### WRITTEN TASK
Go through the entries one line at a time, and gather every line that has the word "不含组织学检査和毒物分析".

※ ※ ※

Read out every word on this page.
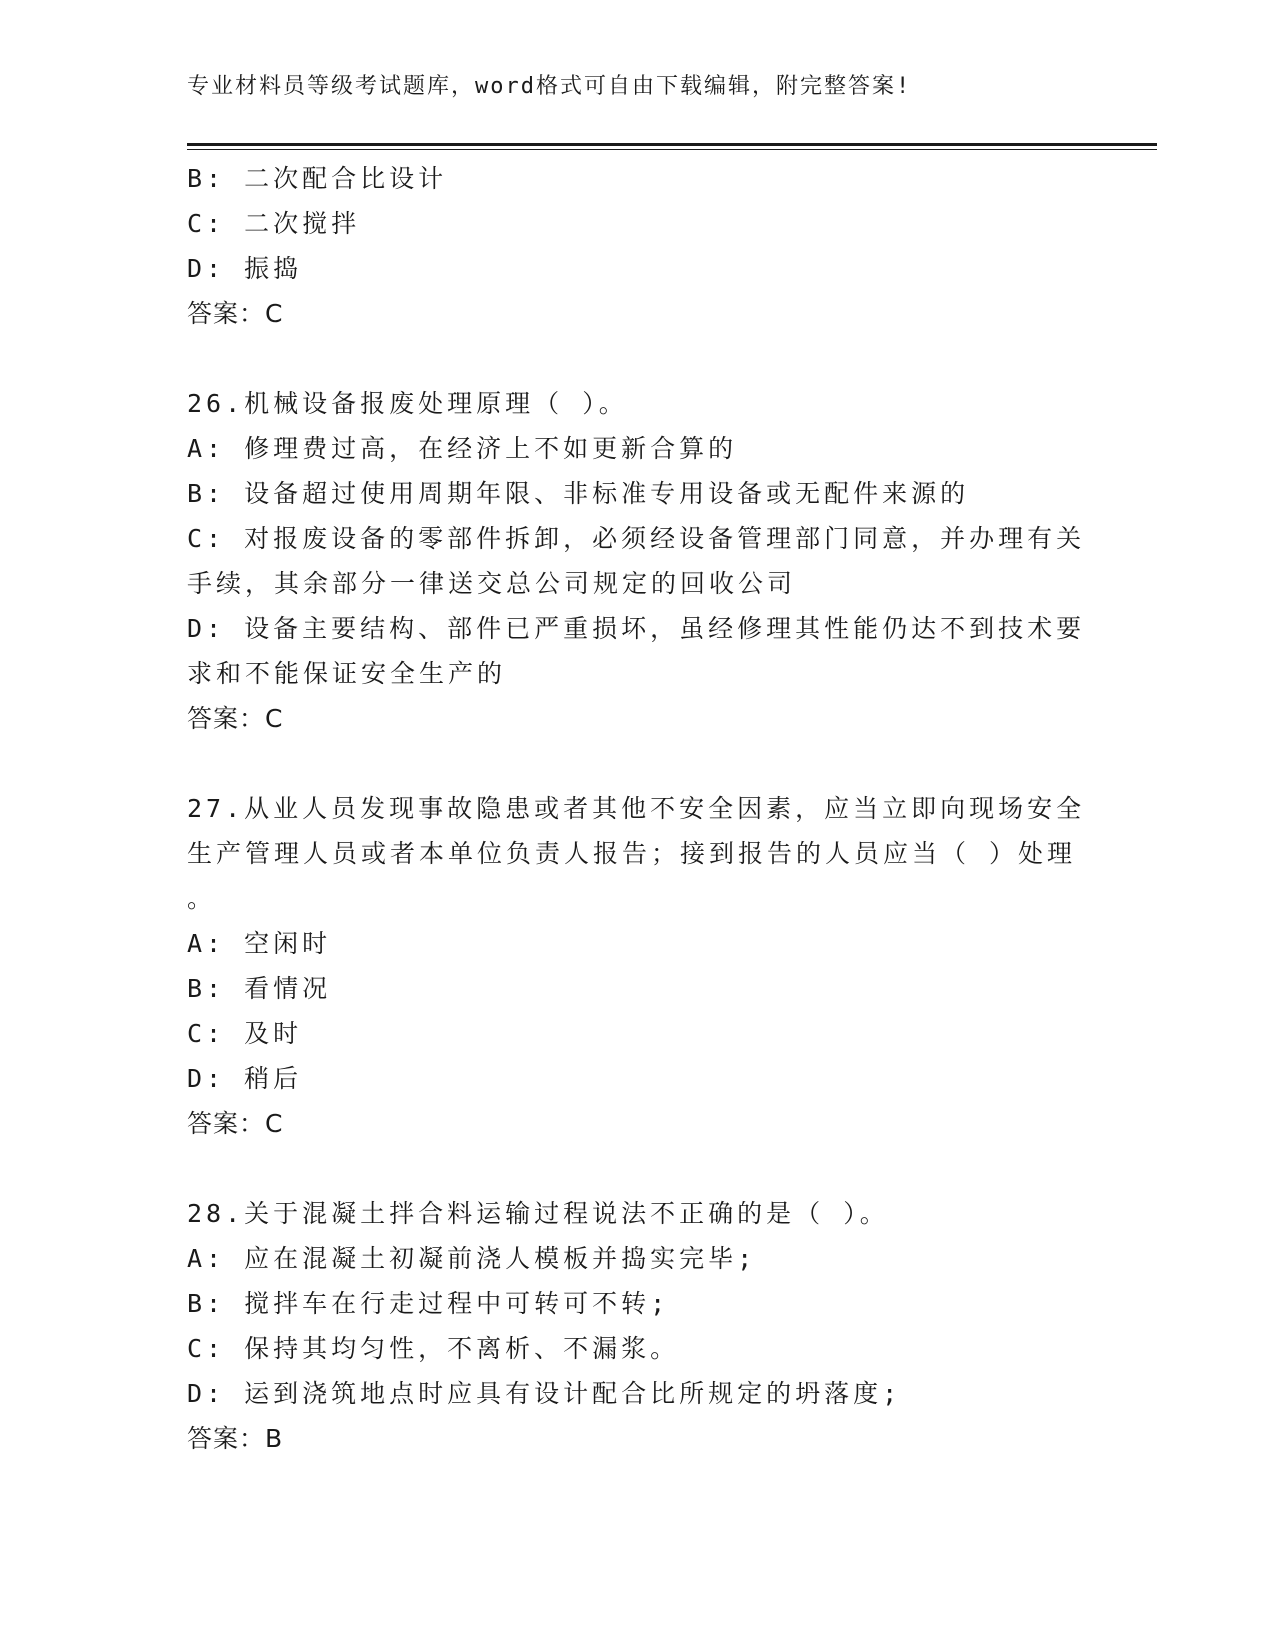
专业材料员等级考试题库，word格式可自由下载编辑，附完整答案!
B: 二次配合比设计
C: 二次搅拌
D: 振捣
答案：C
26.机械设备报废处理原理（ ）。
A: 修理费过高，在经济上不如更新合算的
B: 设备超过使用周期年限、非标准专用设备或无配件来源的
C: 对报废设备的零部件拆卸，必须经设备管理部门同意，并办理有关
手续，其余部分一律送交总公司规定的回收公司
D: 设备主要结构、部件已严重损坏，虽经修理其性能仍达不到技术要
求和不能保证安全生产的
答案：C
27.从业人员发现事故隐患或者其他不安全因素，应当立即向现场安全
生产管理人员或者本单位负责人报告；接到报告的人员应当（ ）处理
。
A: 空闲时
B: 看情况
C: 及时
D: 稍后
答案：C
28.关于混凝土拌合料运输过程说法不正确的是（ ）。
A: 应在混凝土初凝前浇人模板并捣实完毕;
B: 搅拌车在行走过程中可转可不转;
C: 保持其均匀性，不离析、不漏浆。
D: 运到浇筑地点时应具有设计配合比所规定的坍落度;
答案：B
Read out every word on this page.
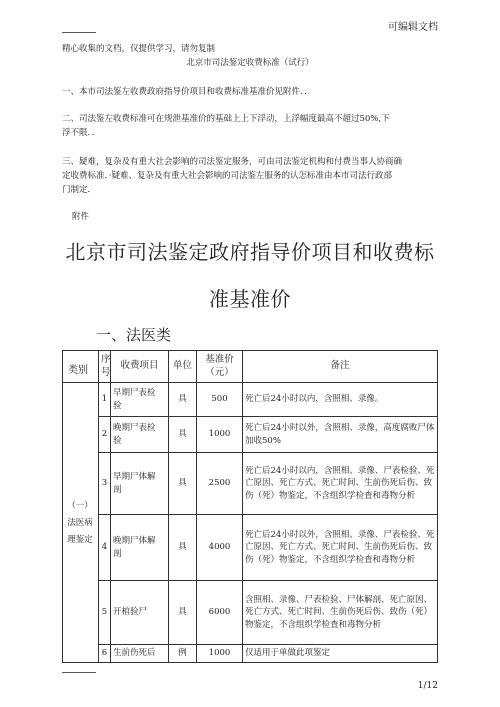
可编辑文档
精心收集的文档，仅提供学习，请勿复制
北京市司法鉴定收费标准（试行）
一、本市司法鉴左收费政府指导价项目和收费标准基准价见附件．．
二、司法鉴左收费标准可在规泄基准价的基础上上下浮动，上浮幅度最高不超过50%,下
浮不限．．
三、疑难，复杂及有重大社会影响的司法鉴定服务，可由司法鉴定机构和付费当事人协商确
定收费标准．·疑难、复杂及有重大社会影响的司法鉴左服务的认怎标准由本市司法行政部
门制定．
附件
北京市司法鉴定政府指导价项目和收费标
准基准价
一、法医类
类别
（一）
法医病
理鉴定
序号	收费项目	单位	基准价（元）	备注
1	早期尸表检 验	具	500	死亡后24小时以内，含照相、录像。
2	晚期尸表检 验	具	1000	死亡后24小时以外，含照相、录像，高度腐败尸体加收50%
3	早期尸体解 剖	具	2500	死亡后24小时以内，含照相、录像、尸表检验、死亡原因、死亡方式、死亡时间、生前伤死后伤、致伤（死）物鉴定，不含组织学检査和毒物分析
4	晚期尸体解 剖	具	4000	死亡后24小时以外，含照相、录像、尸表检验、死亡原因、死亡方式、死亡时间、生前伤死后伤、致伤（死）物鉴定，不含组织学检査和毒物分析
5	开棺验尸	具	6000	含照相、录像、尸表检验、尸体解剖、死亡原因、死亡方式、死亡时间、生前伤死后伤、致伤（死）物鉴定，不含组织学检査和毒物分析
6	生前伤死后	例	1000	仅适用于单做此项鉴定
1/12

※ ※ ※

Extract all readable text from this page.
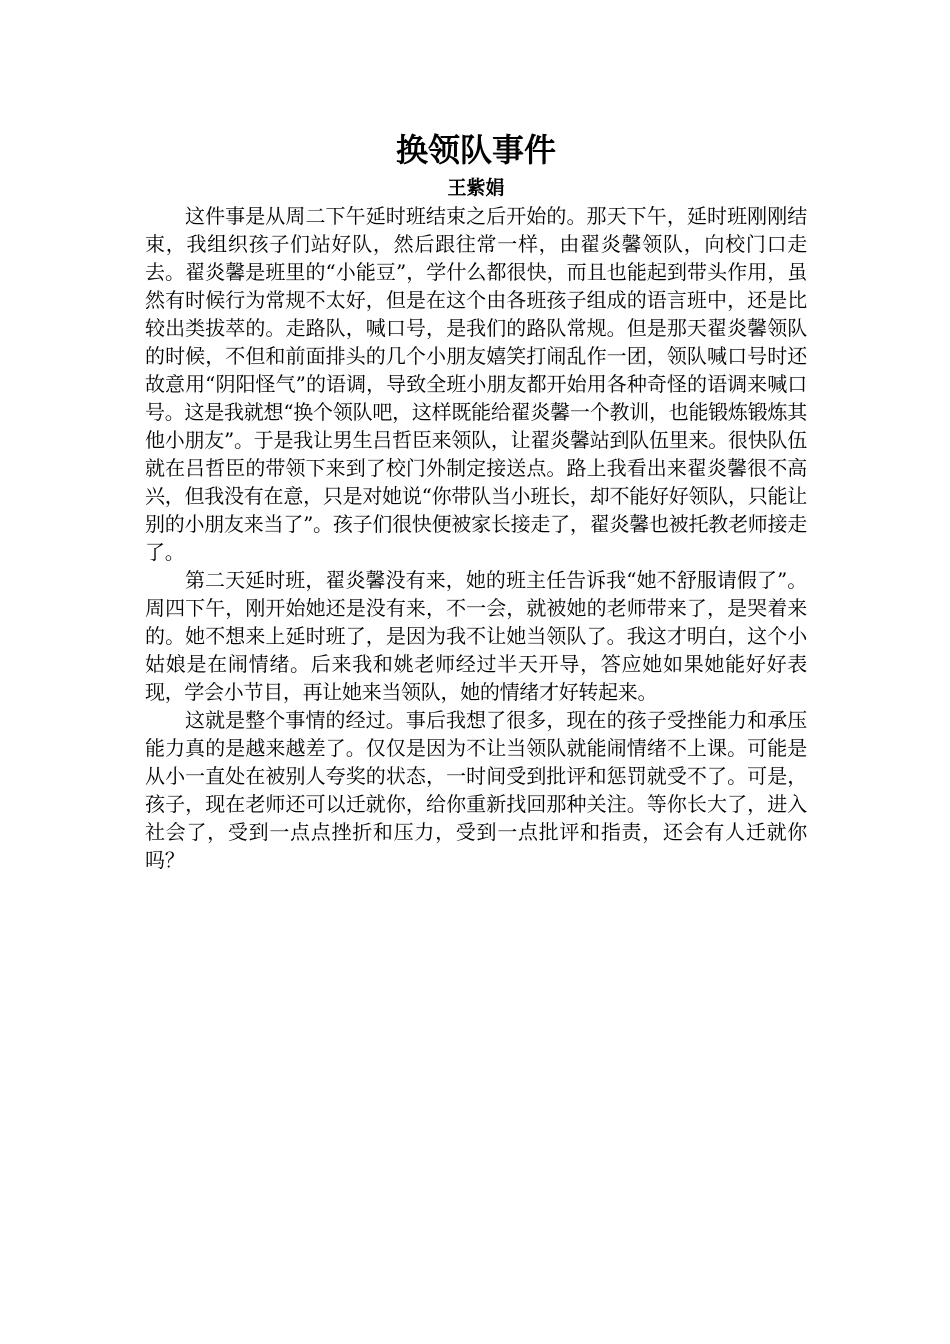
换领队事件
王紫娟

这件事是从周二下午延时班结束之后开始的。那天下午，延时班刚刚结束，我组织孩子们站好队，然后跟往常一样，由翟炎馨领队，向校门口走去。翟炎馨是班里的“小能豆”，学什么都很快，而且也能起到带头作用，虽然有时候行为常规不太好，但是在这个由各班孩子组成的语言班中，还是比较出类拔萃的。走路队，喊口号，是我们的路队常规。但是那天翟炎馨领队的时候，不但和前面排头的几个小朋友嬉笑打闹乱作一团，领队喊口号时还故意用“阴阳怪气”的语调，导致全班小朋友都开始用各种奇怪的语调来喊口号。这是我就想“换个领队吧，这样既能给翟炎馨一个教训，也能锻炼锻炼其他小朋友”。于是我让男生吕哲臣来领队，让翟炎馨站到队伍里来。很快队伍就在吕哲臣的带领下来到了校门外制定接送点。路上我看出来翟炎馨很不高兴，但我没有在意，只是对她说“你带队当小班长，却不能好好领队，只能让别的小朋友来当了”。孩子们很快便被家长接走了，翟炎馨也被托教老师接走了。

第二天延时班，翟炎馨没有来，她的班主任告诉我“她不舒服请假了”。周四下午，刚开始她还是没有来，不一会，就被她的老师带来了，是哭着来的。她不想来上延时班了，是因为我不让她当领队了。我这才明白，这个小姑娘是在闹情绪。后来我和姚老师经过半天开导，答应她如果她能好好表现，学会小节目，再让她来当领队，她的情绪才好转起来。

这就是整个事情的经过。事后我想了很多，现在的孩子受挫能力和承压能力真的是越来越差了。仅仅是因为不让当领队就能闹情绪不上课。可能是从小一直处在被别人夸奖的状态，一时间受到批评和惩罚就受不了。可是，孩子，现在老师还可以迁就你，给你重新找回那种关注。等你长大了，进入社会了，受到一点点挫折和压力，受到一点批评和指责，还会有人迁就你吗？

※ ※ ※

### REPLY
3	早期尸体解 剖	具	2500	死亡后24小时以内，含照相、录像、尸表检验、死亡原因、死亡方式、死亡时间、生前伤死后伤、致伤（死）物鉴定，不含组织学检査和毒物分析
4	晚期尸体解 剖	具	4000	死亡后24小时以外，含照相、录像、尸表检验、死亡原因、死亡方式、死亡时间、生前伤死后伤、致伤（死）物鉴定，不含组织学检査和毒物分析
5	开棺验尸	具	6000	含照相、录像、尸表检验、尸体解剖、死亡原因、死亡方式、死亡时间、生前伤死后伤、致伤（死）物鉴定，不含组织学检査和毒物分析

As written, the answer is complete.